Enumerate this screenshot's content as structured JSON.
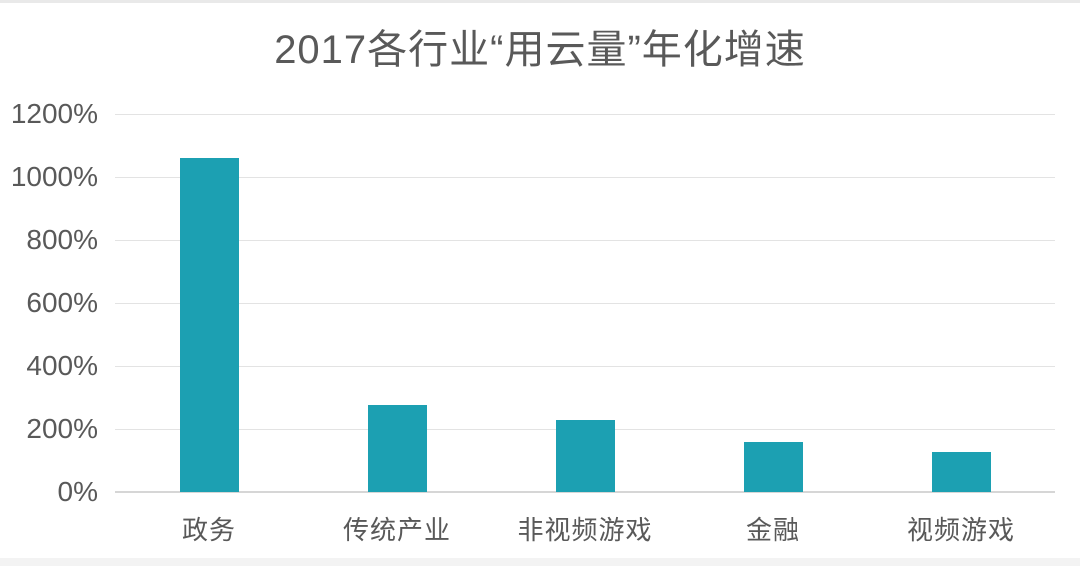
{
  "title": "2017各行业“用云量”年化增速",
  "colors": {
    "bar": "#1CA0B2",
    "grid": "#e3e3e3",
    "baseline": "#d6d6d6",
    "text": "#595959",
    "background": "#ffffff"
  },
  "chart_data": {
    "type": "bar",
    "title": "2017各行业“用云量”年化增速",
    "categories": [
      "政务",
      "传统产业",
      "非视频游戏",
      "金融",
      "视频游戏"
    ],
    "values": [
      1060,
      275,
      230,
      160,
      127
    ],
    "xlabel": "",
    "ylabel": "",
    "ylim": [
      0,
      1200
    ],
    "yticks": [
      0,
      200,
      400,
      600,
      800,
      1000,
      1200
    ],
    "ytick_suffix": "%",
    "grid": "horizontal",
    "legend": "none",
    "bar_color": "#1CA0B2"
  }
}
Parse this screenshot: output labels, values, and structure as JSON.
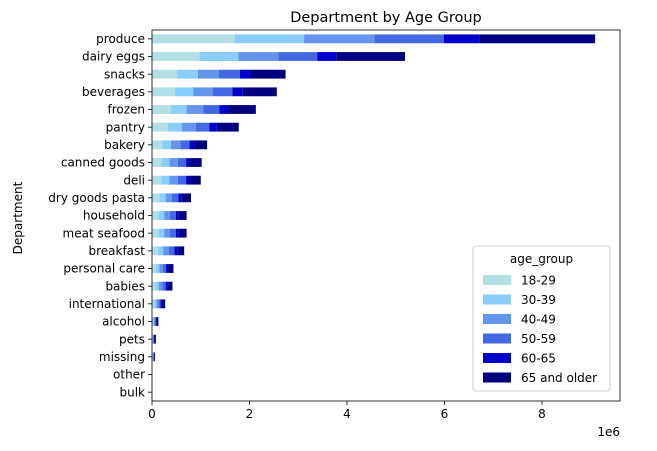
{
  "chart_data": {
    "type": "bar",
    "orientation": "horizontal",
    "stacked": true,
    "title": "Department by Age Group",
    "xlabel": "",
    "ylabel": "Department",
    "x_offset_label": "1e6",
    "xlim": [
      0,
      9.6
    ],
    "xticks": [
      0,
      2,
      4,
      6,
      8
    ],
    "grid": false,
    "categories": [
      "produce",
      "dairy eggs",
      "snacks",
      "beverages",
      "frozen",
      "pantry",
      "bakery",
      "canned goods",
      "deli",
      "dry goods pasta",
      "household",
      "meat seafood",
      "breakfast",
      "personal care",
      "babies",
      "international",
      "alcohol",
      "pets",
      "missing",
      "other",
      "bulk"
    ],
    "legend": {
      "title": "age_group",
      "position": "lower right"
    },
    "series": [
      {
        "name": "18-29",
        "color": "#b0e0e6",
        "values": [
          1.7,
          0.97,
          0.52,
          0.47,
          0.39,
          0.33,
          0.21,
          0.19,
          0.19,
          0.15,
          0.13,
          0.13,
          0.12,
          0.08,
          0.07,
          0.05,
          0.02,
          0.01,
          0.01,
          0.0,
          0.0
        ]
      },
      {
        "name": "30-39",
        "color": "#87cefa",
        "values": [
          1.42,
          0.8,
          0.42,
          0.38,
          0.32,
          0.28,
          0.18,
          0.17,
          0.17,
          0.13,
          0.12,
          0.12,
          0.11,
          0.07,
          0.07,
          0.04,
          0.02,
          0.01,
          0.01,
          0.0,
          0.0
        ]
      },
      {
        "name": "40-49",
        "color": "#6495ed",
        "values": [
          1.44,
          0.82,
          0.43,
          0.4,
          0.34,
          0.29,
          0.19,
          0.17,
          0.17,
          0.13,
          0.12,
          0.12,
          0.12,
          0.07,
          0.07,
          0.04,
          0.02,
          0.01,
          0.01,
          0.0,
          0.0
        ]
      },
      {
        "name": "50-59",
        "color": "#4169e1",
        "values": [
          1.43,
          0.8,
          0.43,
          0.4,
          0.33,
          0.28,
          0.19,
          0.17,
          0.17,
          0.13,
          0.12,
          0.12,
          0.11,
          0.07,
          0.07,
          0.04,
          0.02,
          0.01,
          0.01,
          0.0,
          0.0
        ]
      },
      {
        "name": "60-65",
        "color": "#0000cd",
        "values": [
          0.73,
          0.39,
          0.22,
          0.21,
          0.18,
          0.15,
          0.1,
          0.08,
          0.08,
          0.07,
          0.06,
          0.06,
          0.06,
          0.04,
          0.03,
          0.02,
          0.01,
          0.01,
          0.0,
          0.0,
          0.0
        ]
      },
      {
        "name": "65 and older",
        "color": "#000080",
        "values": [
          2.37,
          1.41,
          0.72,
          0.7,
          0.57,
          0.45,
          0.26,
          0.24,
          0.22,
          0.19,
          0.16,
          0.16,
          0.14,
          0.11,
          0.11,
          0.08,
          0.04,
          0.03,
          0.02,
          0.0,
          0.0
        ]
      }
    ]
  }
}
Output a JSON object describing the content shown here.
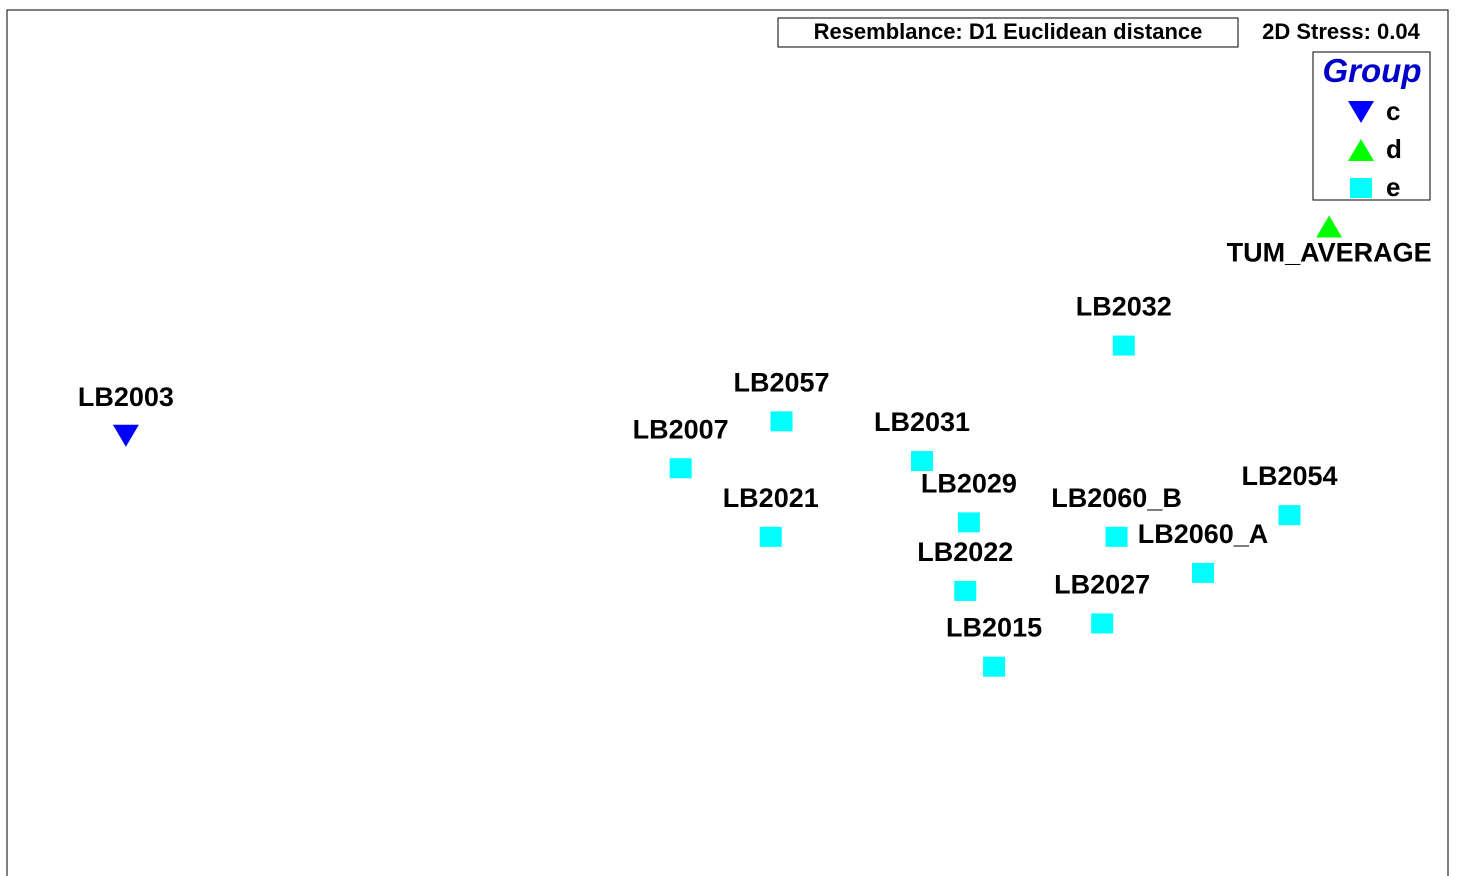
{
  "chart_data": {
    "type": "scatter",
    "resemblance": "Resemblance: D1 Euclidean distance",
    "stress": "2D Stress: 0.04",
    "legend_title": "Group",
    "legend_position": "upper right",
    "xlim": [
      -2,
      2
    ],
    "ylim": [
      -1.2,
      1.2
    ],
    "series": [
      {
        "name": "c",
        "color": "#0000ff",
        "marker": "triangle-down",
        "labels": [
          "LB2003"
        ],
        "x": [
          -1.67
        ],
        "y": [
          0.02
        ]
      },
      {
        "name": "d",
        "color": "#00ff00",
        "marker": "triangle-up",
        "labels": [
          "TUM_AVERAGE"
        ],
        "x": [
          1.67
        ],
        "y": [
          0.6
        ]
      },
      {
        "name": "e",
        "color": "#00ffff",
        "marker": "square",
        "labels": [
          "LB2032",
          "LB2057",
          "LB2007",
          "LB2031",
          "LB2021",
          "LB2029",
          "LB2060_B",
          "LB2054",
          "LB2060_A",
          "LB2022",
          "LB2027",
          "LB2015"
        ],
        "x": [
          1.1,
          0.15,
          -0.13,
          0.54,
          0.12,
          0.67,
          1.08,
          1.56,
          1.32,
          0.66,
          1.04,
          0.74
        ],
        "y": [
          0.27,
          0.06,
          -0.07,
          -0.05,
          -0.26,
          -0.22,
          -0.26,
          -0.2,
          -0.36,
          -0.41,
          -0.5,
          -0.62
        ]
      }
    ]
  }
}
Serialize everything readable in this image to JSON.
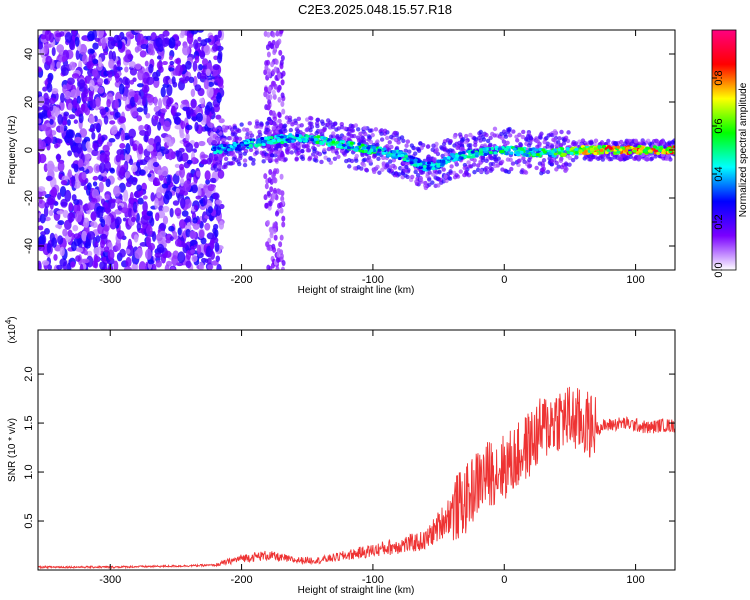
{
  "figure": {
    "title": "C2E3.2025.048.15.57.R18"
  },
  "chart_data": [
    {
      "type": "heatmap",
      "xlabel": "Height of straight line (km)",
      "ylabel": "Frequency (Hz)",
      "xlim": [
        -355,
        130
      ],
      "ylim": [
        -50,
        50
      ],
      "x_ticks": [
        -300,
        -200,
        -100,
        0,
        100
      ],
      "y_ticks": [
        -40,
        -20,
        0,
        20,
        40
      ],
      "colorbar": {
        "label": "Normalized spectral amplitude",
        "range": [
          0.0,
          1.0
        ],
        "ticks": [
          0.0,
          0.2,
          0.4,
          0.6,
          0.8
        ],
        "colormap": [
          "#ffffff",
          "#7a00ff",
          "#0000ff",
          "#00ffff",
          "#00ff00",
          "#ffff00",
          "#ff0000",
          "#ff0080"
        ]
      },
      "ridge": {
        "x": [
          -220,
          -200,
          -180,
          -160,
          -140,
          -120,
          -100,
          -80,
          -60,
          -50,
          -40,
          -30,
          -20,
          -10,
          0,
          20,
          40,
          60,
          80,
          100,
          130
        ],
        "freq": [
          0,
          2,
          4,
          5,
          4,
          2,
          0,
          -2,
          -7,
          -6,
          -3,
          -2,
          -1,
          0,
          0,
          -1,
          -1,
          0,
          0,
          0,
          0
        ],
        "amplitude": [
          0.45,
          0.45,
          0.5,
          0.5,
          0.55,
          0.55,
          0.55,
          0.5,
          0.45,
          0.5,
          0.5,
          0.5,
          0.5,
          0.5,
          0.55,
          0.55,
          0.6,
          0.75,
          0.85,
          0.9,
          0.9
        ]
      }
    },
    {
      "type": "line",
      "xlabel": "Height of straight line (km)",
      "ylabel": "SNR (10 * v/v)",
      "y_multiplier": "(x10",
      "y_multiplier_exp": "4",
      "y_multiplier_close": ")",
      "xlim": [
        -355,
        130
      ],
      "ylim": [
        0,
        2.45
      ],
      "x_ticks": [
        -300,
        -200,
        -100,
        0,
        100
      ],
      "y_ticks": [
        0.5,
        1.0,
        1.5,
        2.0
      ],
      "series": [
        {
          "color": "#ee3333",
          "x": [
            -355,
            -300,
            -250,
            -220,
            -200,
            -180,
            -160,
            -140,
            -120,
            -100,
            -80,
            -60,
            -50,
            -40,
            -30,
            -20,
            -10,
            0,
            10,
            20,
            30,
            40,
            50,
            60,
            70,
            80,
            90,
            100,
            110,
            120,
            130
          ],
          "y": [
            0.03,
            0.03,
            0.04,
            0.05,
            0.12,
            0.15,
            0.1,
            0.1,
            0.15,
            0.2,
            0.25,
            0.3,
            0.45,
            0.6,
            0.7,
            0.9,
            1.0,
            1.05,
            1.15,
            1.3,
            1.45,
            1.55,
            1.55,
            1.5,
            1.45,
            1.48,
            1.5,
            1.48,
            1.45,
            1.48,
            1.47
          ]
        }
      ]
    }
  ]
}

────────

From the listing above, copy every line that holds the string "content".

Enumerate this screenshot's content as structured JSON.
Output a JSON object describing the content shown here.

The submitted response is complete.